● DIRECTIONS
Would you retype all of these records exactly?

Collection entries

----------------------------------------

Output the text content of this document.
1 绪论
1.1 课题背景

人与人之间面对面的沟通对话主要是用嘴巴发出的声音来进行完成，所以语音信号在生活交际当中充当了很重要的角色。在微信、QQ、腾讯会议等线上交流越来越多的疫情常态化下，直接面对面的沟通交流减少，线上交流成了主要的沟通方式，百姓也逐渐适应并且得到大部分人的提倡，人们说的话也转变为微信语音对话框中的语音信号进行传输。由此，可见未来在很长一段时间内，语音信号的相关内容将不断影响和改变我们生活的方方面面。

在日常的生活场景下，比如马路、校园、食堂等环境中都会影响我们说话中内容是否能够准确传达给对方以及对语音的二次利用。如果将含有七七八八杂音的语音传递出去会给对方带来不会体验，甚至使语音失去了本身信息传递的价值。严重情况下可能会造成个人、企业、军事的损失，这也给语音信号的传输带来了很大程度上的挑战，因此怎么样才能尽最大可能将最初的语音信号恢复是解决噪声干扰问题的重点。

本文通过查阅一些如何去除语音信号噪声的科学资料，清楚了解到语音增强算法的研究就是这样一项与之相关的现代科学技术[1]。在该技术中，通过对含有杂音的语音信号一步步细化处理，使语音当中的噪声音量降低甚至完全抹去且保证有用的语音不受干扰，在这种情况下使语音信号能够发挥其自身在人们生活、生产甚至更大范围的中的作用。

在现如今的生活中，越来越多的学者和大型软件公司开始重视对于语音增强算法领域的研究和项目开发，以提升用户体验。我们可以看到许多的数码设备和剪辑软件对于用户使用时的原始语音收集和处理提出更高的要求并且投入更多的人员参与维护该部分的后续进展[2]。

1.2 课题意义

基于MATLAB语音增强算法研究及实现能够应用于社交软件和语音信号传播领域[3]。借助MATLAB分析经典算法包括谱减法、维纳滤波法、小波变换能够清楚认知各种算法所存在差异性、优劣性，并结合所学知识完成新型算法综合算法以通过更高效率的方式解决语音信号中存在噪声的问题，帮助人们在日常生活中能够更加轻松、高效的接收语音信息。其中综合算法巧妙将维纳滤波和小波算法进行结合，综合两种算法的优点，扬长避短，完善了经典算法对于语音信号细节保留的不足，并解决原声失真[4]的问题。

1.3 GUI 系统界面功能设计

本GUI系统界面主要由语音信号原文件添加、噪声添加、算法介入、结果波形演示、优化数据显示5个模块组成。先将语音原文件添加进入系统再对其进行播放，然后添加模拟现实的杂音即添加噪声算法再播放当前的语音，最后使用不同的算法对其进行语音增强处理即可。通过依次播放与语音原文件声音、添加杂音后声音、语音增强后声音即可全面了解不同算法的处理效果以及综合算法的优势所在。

----------------------------------------

● TASK RESPONSE
Output the text content of this document.
1 绪论
1.1 课题背景

人与人之间面对面的沟通对话主要是用嘴巴发出的声音来进行完成，所以语音信号在生活交际当中充当了很重要的角色。在微信、QQ、腾讯会议等线上交流越来越多的疫情常态化下，直接面对面的沟通交流减少，线上交流成了主要的沟通方式，百姓也逐渐适应并且得到大部分人的提倡，人们说的话也转变为微信语音对话框中的语音信号进行传输。由此，可见未来在很长一段时间内，语音信号的相关内容将不断影响和改变我们生活的方方面面。

在日常的生活场景下，比如马路、校园、食堂等环境中都会影响我们说话中内容是否能够准确传达给对方以及对语音的二次利用。如果将含有七七八八杂音的语音传递出去会给对方带来不会体验，甚至使语音失去了本身信息传递的价值。严重情况下可能会造成个人、企业、军事的损失，这也给语音信号的传输带来了很大程度上的挑战，因此怎么样才能尽最大可能将最初的语音信号恢复是解决噪声干扰问题的重点。

本文通过查阅一些如何去除语音信号噪声的科学资料，清楚了解到语音增强算法的研究就是这样一项与之相关的现代科学技术[1]。在该技术中，通过对含有杂音的语音信号一步步细化处理，使语音当中的噪声音量降低甚至完全抹去且保证有用的语音不受干扰，在这种情况下使语音信号能够发挥其自身在人们生活、生产甚至更大范围的中的作用。

在现如今的生活中，越来越多的学者和大型软件公司开始重视对于语音增强算法领域的研究和项目开发，以提升用户体验。我们可以看到许多的数码设备和剪辑软件对于用户使用时的原始语音收集和处理提出更高的要求并且投入更多的人员参与维护该部分的后续进展[2]。

1.2 课题意义

基于MATLAB语音增强算法研究及实现能够应用于社交软件和语音信号传播领域[3]。借助MATLAB分析经典算法包括谱减法、维纳滤波法、小波变换能够清楚认知各种算法所存在差异性、优劣性，并结合所学知识完成新型算法综合算法以通过更高效率的方式解决语音信号中存在噪声的问题，帮助人们在日常生活中能够更加轻松、高效的接收语音信息。其中综合算法巧妙将维纳滤波和小波算法进行结合，综合两种算法的优点，扬长避短，完善了经典算法对于语音信号细节保留的不足，并解决原声失真[4]的问题。

1.3 GUI 系统界面功能设计

本GUI系统界面主要由语音信号原文件添加、噪声添加、算法介入、结果波形演示、优化数据显示5个模块组成。先将语音原文件添加进入系统再对其进行播放，然后添加模拟现实的杂音即添加噪声算法再播放当前的语音，最后使用不同的算法对其进行语音增强处理即可。通过依次播放与语音原文件声音、添加杂音后声音、语音增强后声音即可全面了解不同算法的处理效果以及综合算法的优势所在。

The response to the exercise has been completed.